Raw records:
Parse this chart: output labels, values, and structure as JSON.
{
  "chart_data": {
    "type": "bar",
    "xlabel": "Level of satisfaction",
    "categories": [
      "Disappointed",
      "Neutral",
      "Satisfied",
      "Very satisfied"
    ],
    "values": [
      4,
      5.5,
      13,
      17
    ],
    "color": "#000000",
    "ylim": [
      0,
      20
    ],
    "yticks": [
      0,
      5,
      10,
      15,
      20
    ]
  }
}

Problem requirements:
Your task is to reproduce all of the records exactly.

Reply to the task:
Parse this chart: output labels, values, and structure as JSON.
{
  "chart_data": {
    "type": "bar",
    "xlabel": "Level of satisfaction",
    "categories": [
      "Disappointed",
      "Neutral",
      "Satisfied",
      "Very satisfied"
    ],
    "values": [
      4,
      5.5,
      13,
      17
    ],
    "color": "#000000",
    "ylim": [
      0,
      20
    ],
    "yticks": [
      0,
      5,
      10,
      15,
      20
    ]
  }
}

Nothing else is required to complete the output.